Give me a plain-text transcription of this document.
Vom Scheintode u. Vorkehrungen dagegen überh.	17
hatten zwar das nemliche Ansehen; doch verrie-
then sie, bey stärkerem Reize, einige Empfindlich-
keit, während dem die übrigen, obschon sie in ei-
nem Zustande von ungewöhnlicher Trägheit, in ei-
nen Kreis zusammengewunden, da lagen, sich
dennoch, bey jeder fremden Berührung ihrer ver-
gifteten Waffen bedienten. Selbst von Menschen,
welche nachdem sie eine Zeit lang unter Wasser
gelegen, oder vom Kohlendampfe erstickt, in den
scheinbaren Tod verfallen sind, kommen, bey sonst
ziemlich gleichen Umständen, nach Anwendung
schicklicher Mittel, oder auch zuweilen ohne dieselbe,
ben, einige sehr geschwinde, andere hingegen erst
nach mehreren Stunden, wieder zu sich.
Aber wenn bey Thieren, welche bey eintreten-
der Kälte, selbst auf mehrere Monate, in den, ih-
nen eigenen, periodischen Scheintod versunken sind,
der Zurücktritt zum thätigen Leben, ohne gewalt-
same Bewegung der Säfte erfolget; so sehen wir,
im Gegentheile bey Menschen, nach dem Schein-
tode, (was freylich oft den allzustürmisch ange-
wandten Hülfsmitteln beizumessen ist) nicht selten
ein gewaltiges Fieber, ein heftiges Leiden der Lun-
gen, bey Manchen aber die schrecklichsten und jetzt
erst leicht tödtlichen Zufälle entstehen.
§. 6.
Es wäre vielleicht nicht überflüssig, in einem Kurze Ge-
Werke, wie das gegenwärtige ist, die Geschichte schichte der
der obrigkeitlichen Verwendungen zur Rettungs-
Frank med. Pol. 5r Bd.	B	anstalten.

**Task to complete:**
From the records given above, copy all lines containing "Menschen".

**Problem solution:**
gifteten Waffen bedienten. Selbst von Menschen,
im Gegentheile bey Menschen, nach dem Schein-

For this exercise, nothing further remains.